● **Aim**: Only the lines holding the string "ylabel" are needed. Copy each one.

━━━ Exercise input

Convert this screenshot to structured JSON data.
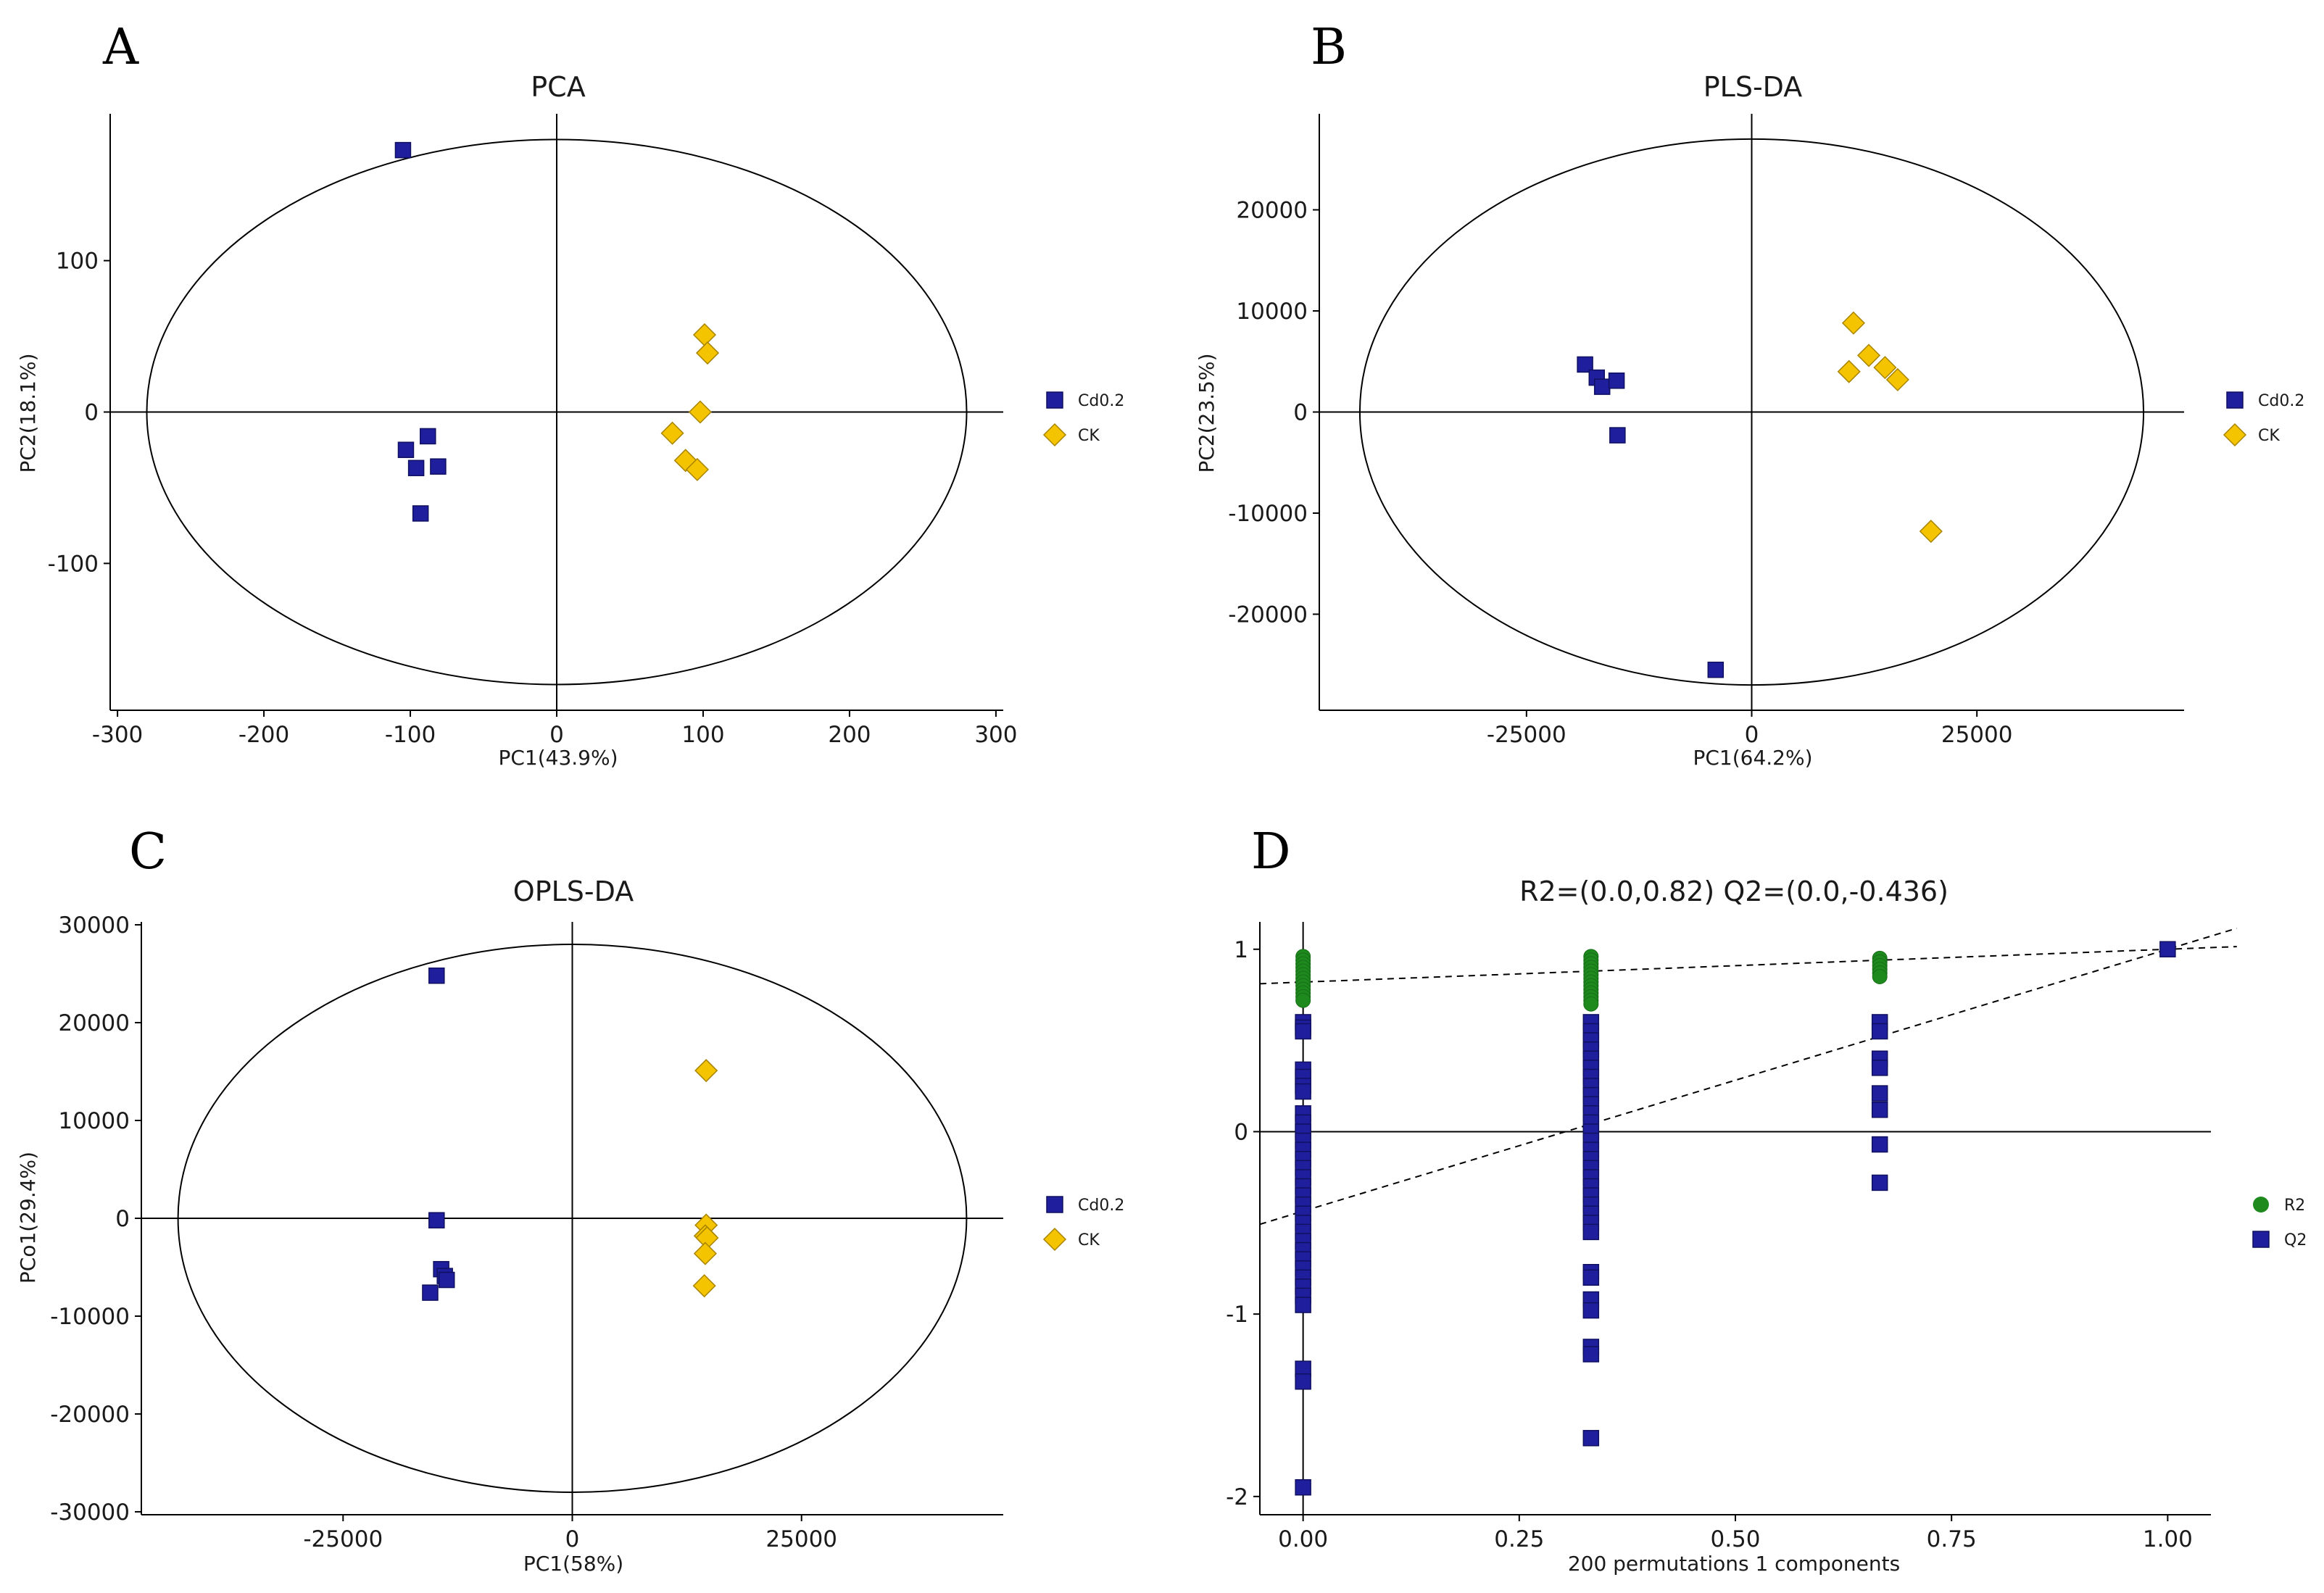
{
  "colors": {
    "cd_fill": "#1f1f9e",
    "cd_stroke": "#101060",
    "ck_fill": "#f5c400",
    "ck_stroke": "#a88400",
    "r2_fill": "#1e8a1e",
    "axis": "#000000"
  },
  "chart_data": [
    {
      "panel": "A",
      "type": "scatter",
      "title": "PCA",
      "xlabel": "PC1(43.9%)",
      "ylabel": "PC2(18.1%)",
      "xlim": [
        -305,
        305
      ],
      "ylim": [
        -197,
        197
      ],
      "xticks": [
        -300,
        -200,
        -100,
        0,
        100,
        200,
        300
      ],
      "yticks": [
        -100,
        0,
        100
      ],
      "ellipse": {
        "cx": 0,
        "cy": 0,
        "rx": 280,
        "ry": 180
      },
      "legend": [
        "Cd0.2",
        "CK"
      ],
      "series": [
        {
          "name": "Cd0.2",
          "marker": "square",
          "points": [
            [
              -105,
              173
            ],
            [
              -103,
              -25
            ],
            [
              -88,
              -16
            ],
            [
              -96,
              -37
            ],
            [
              -81,
              -36
            ],
            [
              -93,
              -67
            ]
          ]
        },
        {
          "name": "CK",
          "marker": "diamond",
          "points": [
            [
              101,
              51
            ],
            [
              103,
              39
            ],
            [
              98,
              0
            ],
            [
              79,
              -14
            ],
            [
              88,
              -32
            ],
            [
              96,
              -38
            ]
          ]
        }
      ]
    },
    {
      "panel": "B",
      "type": "scatter",
      "title": "PLS-DA",
      "xlabel": "PC1(64.2%)",
      "ylabel": "PC2(23.5%)",
      "xlim": [
        -48000,
        48000
      ],
      "ylim": [
        -29500,
        29500
      ],
      "xticks": [
        -25000,
        0,
        25000
      ],
      "yticks": [
        -20000,
        -10000,
        0,
        10000,
        20000
      ],
      "ellipse": {
        "cx": 0,
        "cy": 0,
        "rx": 43500,
        "ry": 27000
      },
      "legend": [
        "Cd0.2",
        "CK"
      ],
      "series": [
        {
          "name": "Cd0.2",
          "marker": "square",
          "points": [
            [
              -18500,
              4700
            ],
            [
              -17200,
              3400
            ],
            [
              -16600,
              2500
            ],
            [
              -15000,
              3100
            ],
            [
              -14900,
              -2300
            ],
            [
              -4000,
              -25500
            ]
          ]
        },
        {
          "name": "CK",
          "marker": "diamond",
          "points": [
            [
              11300,
              8800
            ],
            [
              13000,
              5600
            ],
            [
              10800,
              4000
            ],
            [
              14800,
              4400
            ],
            [
              16200,
              3200
            ],
            [
              19900,
              -11800
            ]
          ]
        }
      ]
    },
    {
      "panel": "C",
      "type": "scatter",
      "title": "OPLS-DA",
      "xlabel": "PC1(58%)",
      "ylabel": "PCo1(29.4%)",
      "xlim": [
        -47000,
        47000
      ],
      "ylim": [
        -30300,
        30300
      ],
      "xticks": [
        -25000,
        0,
        25000
      ],
      "yticks": [
        -30000,
        -20000,
        -10000,
        0,
        10000,
        20000,
        30000
      ],
      "ellipse": {
        "cx": 0,
        "cy": 0,
        "rx": 43000,
        "ry": 28000
      },
      "legend": [
        "Cd0.2",
        "CK"
      ],
      "series": [
        {
          "name": "Cd0.2",
          "marker": "square",
          "points": [
            [
              -14800,
              24800
            ],
            [
              -14800,
              -200
            ],
            [
              -14300,
              -5200
            ],
            [
              -13900,
              -5900
            ],
            [
              -13700,
              -6300
            ],
            [
              -15500,
              -7600
            ]
          ]
        },
        {
          "name": "CK",
          "marker": "diamond",
          "points": [
            [
              14600,
              15100
            ],
            [
              14600,
              -700
            ],
            [
              14500,
              -1800
            ],
            [
              14700,
              -2000
            ],
            [
              14500,
              -3600
            ],
            [
              14400,
              -6900
            ]
          ]
        }
      ]
    },
    {
      "panel": "D",
      "type": "scatter",
      "title": "R2=(0.0,0.82)    Q2=(0.0,-0.436)",
      "xlabel": "200 permutations 1 components",
      "ylabel": "",
      "xlim": [
        -0.05,
        1.05
      ],
      "ylim": [
        -2.1,
        1.15
      ],
      "xticks": [
        0.0,
        0.25,
        0.5,
        0.75,
        1.0
      ],
      "xtick_labels": [
        "0.00",
        "0.25",
        "0.50",
        "0.75",
        "1.00"
      ],
      "yticks": [
        -2,
        -1,
        0,
        1
      ],
      "legend": [
        "R2",
        "Q2"
      ],
      "hline": 0,
      "vline": 0,
      "regression_lines": [
        {
          "name": "R2",
          "intercept": 0.82,
          "slope": 0.18
        },
        {
          "name": "Q2",
          "intercept": -0.436,
          "slope": 1.436
        }
      ],
      "series": [
        {
          "name": "R2",
          "marker": "circle",
          "points": [
            [
              0,
              0.96
            ],
            [
              0,
              0.94
            ],
            [
              0,
              0.92
            ],
            [
              0,
              0.9
            ],
            [
              0,
              0.88
            ],
            [
              0,
              0.86
            ],
            [
              0,
              0.84
            ],
            [
              0,
              0.82
            ],
            [
              0,
              0.8
            ],
            [
              0,
              0.78
            ],
            [
              0,
              0.76
            ],
            [
              0,
              0.74
            ],
            [
              0,
              0.72
            ],
            [
              0.333,
              0.96
            ],
            [
              0.333,
              0.94
            ],
            [
              0.333,
              0.92
            ],
            [
              0.333,
              0.9
            ],
            [
              0.333,
              0.88
            ],
            [
              0.333,
              0.86
            ],
            [
              0.333,
              0.84
            ],
            [
              0.333,
              0.82
            ],
            [
              0.333,
              0.8
            ],
            [
              0.333,
              0.78
            ],
            [
              0.333,
              0.76
            ],
            [
              0.333,
              0.74
            ],
            [
              0.333,
              0.72
            ],
            [
              0.333,
              0.7
            ],
            [
              0.667,
              0.95
            ],
            [
              0.667,
              0.93
            ],
            [
              0.667,
              0.91
            ],
            [
              0.667,
              0.89
            ],
            [
              0.667,
              0.87
            ],
            [
              0.667,
              0.85
            ]
          ]
        },
        {
          "name": "Q2",
          "marker": "square",
          "points": [
            [
              0,
              0.6
            ],
            [
              0,
              0.57
            ],
            [
              0,
              0.55
            ],
            [
              0,
              0.34
            ],
            [
              0,
              0.3
            ],
            [
              0,
              0.25
            ],
            [
              0,
              0.22
            ],
            [
              0,
              0.1
            ],
            [
              0,
              0.05
            ],
            [
              0,
              0.0
            ],
            [
              0,
              -0.05
            ],
            [
              0,
              -0.1
            ],
            [
              0,
              -0.15
            ],
            [
              0,
              -0.2
            ],
            [
              0,
              -0.25
            ],
            [
              0,
              -0.3
            ],
            [
              0,
              -0.35
            ],
            [
              0,
              -0.4
            ],
            [
              0,
              -0.45
            ],
            [
              0,
              -0.5
            ],
            [
              0,
              -0.55
            ],
            [
              0,
              -0.6
            ],
            [
              0,
              -0.65
            ],
            [
              0,
              -0.7
            ],
            [
              0,
              -0.75
            ],
            [
              0,
              -0.8
            ],
            [
              0,
              -0.85
            ],
            [
              0,
              -0.9
            ],
            [
              0,
              -0.95
            ],
            [
              0,
              -1.3
            ],
            [
              0,
              -1.37
            ],
            [
              0,
              -1.95
            ],
            [
              0.333,
              0.6
            ],
            [
              0.333,
              0.55
            ],
            [
              0.333,
              0.5
            ],
            [
              0.333,
              0.45
            ],
            [
              0.333,
              0.4
            ],
            [
              0.333,
              0.35
            ],
            [
              0.333,
              0.3
            ],
            [
              0.333,
              0.25
            ],
            [
              0.333,
              0.2
            ],
            [
              0.333,
              0.15
            ],
            [
              0.333,
              0.1
            ],
            [
              0.333,
              0.05
            ],
            [
              0.333,
              0.0
            ],
            [
              0.333,
              -0.05
            ],
            [
              0.333,
              -0.1
            ],
            [
              0.333,
              -0.15
            ],
            [
              0.333,
              -0.2
            ],
            [
              0.333,
              -0.25
            ],
            [
              0.333,
              -0.3
            ],
            [
              0.333,
              -0.35
            ],
            [
              0.333,
              -0.4
            ],
            [
              0.333,
              -0.45
            ],
            [
              0.333,
              -0.5
            ],
            [
              0.333,
              -0.55
            ],
            [
              0.333,
              -0.77
            ],
            [
              0.333,
              -0.8
            ],
            [
              0.333,
              -0.92
            ],
            [
              0.333,
              -0.98
            ],
            [
              0.333,
              -1.18
            ],
            [
              0.333,
              -1.22
            ],
            [
              0.333,
              -1.68
            ],
            [
              0.667,
              0.6
            ],
            [
              0.667,
              0.55
            ],
            [
              0.667,
              0.4
            ],
            [
              0.667,
              0.35
            ],
            [
              0.667,
              0.21
            ],
            [
              0.667,
              0.12
            ],
            [
              0.667,
              -0.07
            ],
            [
              0.667,
              -0.28
            ],
            [
              1.0,
              1.0
            ]
          ]
        }
      ]
    }
  ]
}
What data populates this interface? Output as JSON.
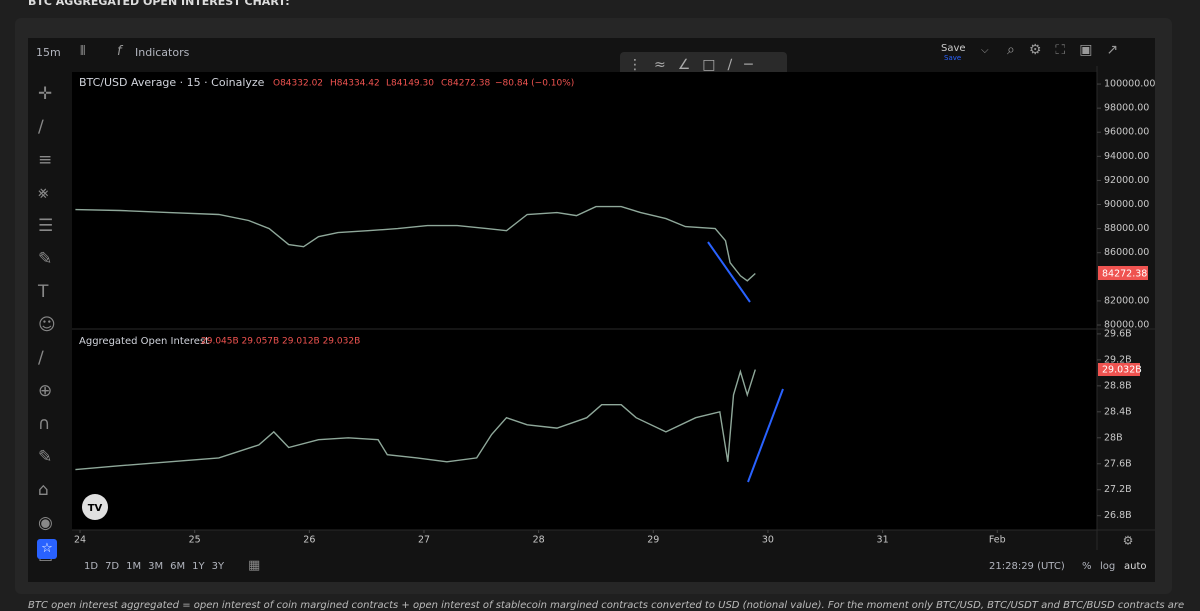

━━━━━━

● **Result of the exercise**:
      "ylabel": "PC2(18.1%)",
      "ylabel": "PC2(23.5%)",
      "ylabel": "PCo1(29.4%)",
      "ylabel": "",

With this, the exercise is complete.